What is required ->
Extract every record, exactly as written, and ignore the pictures.
++++ Data for the task
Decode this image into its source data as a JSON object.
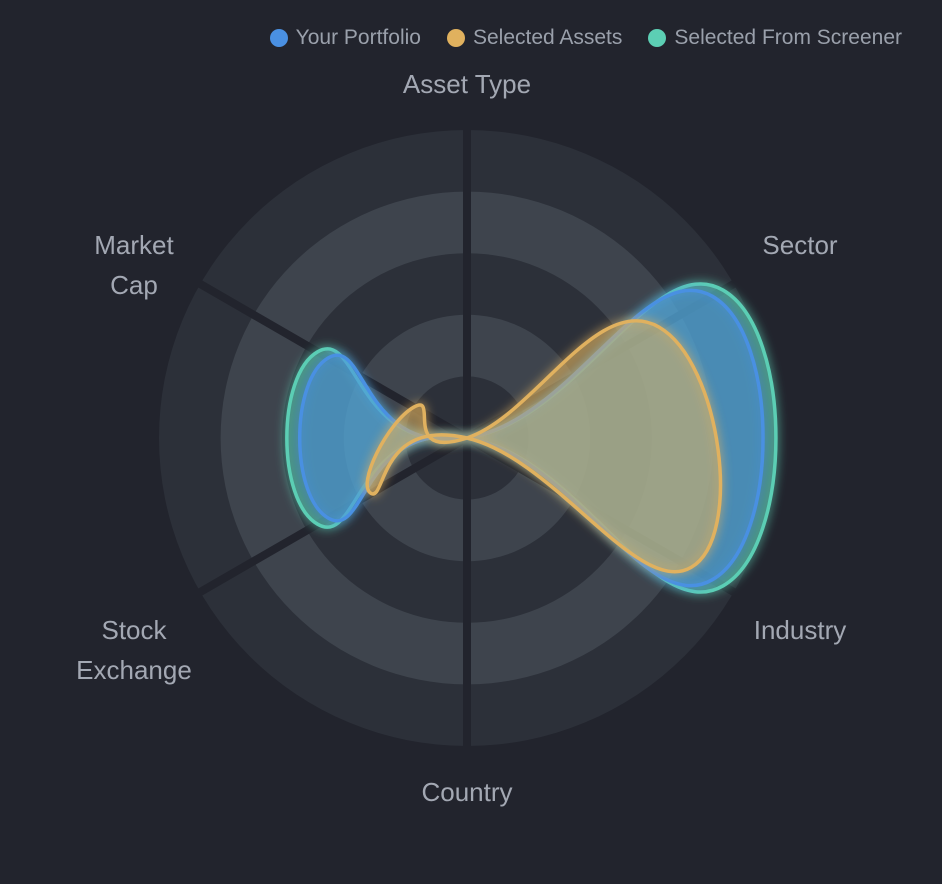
{
  "legend": {
    "items": [
      {
        "label": "Your Portfolio",
        "color": "#4a90e2"
      },
      {
        "label": "Selected Assets",
        "color": "#e0b15e"
      },
      {
        "label": "Selected From Screener",
        "color": "#5ccfb4"
      }
    ]
  },
  "axes": {
    "asset_type": "Asset Type",
    "sector": "Sector",
    "industry": "Industry",
    "country": "Country",
    "stock_exchange_line1": "Stock",
    "stock_exchange_line2": "Exchange",
    "market_cap_line1": "Market",
    "market_cap_line2": "Cap"
  },
  "chart_data": {
    "type": "radar",
    "categories": [
      "Asset Type",
      "Sector",
      "Industry",
      "Country",
      "Stock Exchange",
      "Market Cap"
    ],
    "rlim": [
      0,
      5
    ],
    "grid": true,
    "legend_position": "top-right",
    "series": [
      {
        "name": "Your Portfolio",
        "color": "#4a90e2",
        "values": [
          0,
          4.6,
          4.6,
          0,
          2.6,
          2.6
        ]
      },
      {
        "name": "Selected Assets",
        "color": "#e0b15e",
        "values": [
          0,
          3.6,
          4.2,
          0,
          1.8,
          1.0
        ]
      },
      {
        "name": "Selected From Screener",
        "color": "#5ccfb4",
        "values": [
          0,
          4.8,
          4.8,
          0,
          2.8,
          2.8
        ]
      }
    ]
  }
}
++++++++
Correct output ->
Decode this image into its source data as a JSON object.
{
  "legend": {
    "items": [
      {
        "label": "Your Portfolio",
        "color": "#4a90e2"
      },
      {
        "label": "Selected Assets",
        "color": "#e0b15e"
      },
      {
        "label": "Selected From Screener",
        "color": "#5ccfb4"
      }
    ]
  },
  "axes": {
    "asset_type": "Asset Type",
    "sector": "Sector",
    "industry": "Industry",
    "country": "Country",
    "stock_exchange_line1": "Stock",
    "stock_exchange_line2": "Exchange",
    "market_cap_line1": "Market",
    "market_cap_line2": "Cap"
  },
  "chart_data": {
    "type": "radar",
    "categories": [
      "Asset Type",
      "Sector",
      "Industry",
      "Country",
      "Stock Exchange",
      "Market Cap"
    ],
    "rlim": [
      0,
      5
    ],
    "grid": true,
    "legend_position": "top-right",
    "series": [
      {
        "name": "Your Portfolio",
        "color": "#4a90e2",
        "values": [
          0,
          4.6,
          4.6,
          0,
          2.6,
          2.6
        ]
      },
      {
        "name": "Selected Assets",
        "color": "#e0b15e",
        "values": [
          0,
          3.6,
          4.2,
          0,
          1.8,
          1.0
        ]
      },
      {
        "name": "Selected From Screener",
        "color": "#5ccfb4",
        "values": [
          0,
          4.8,
          4.8,
          0,
          2.8,
          2.8
        ]
      }
    ]
  }
}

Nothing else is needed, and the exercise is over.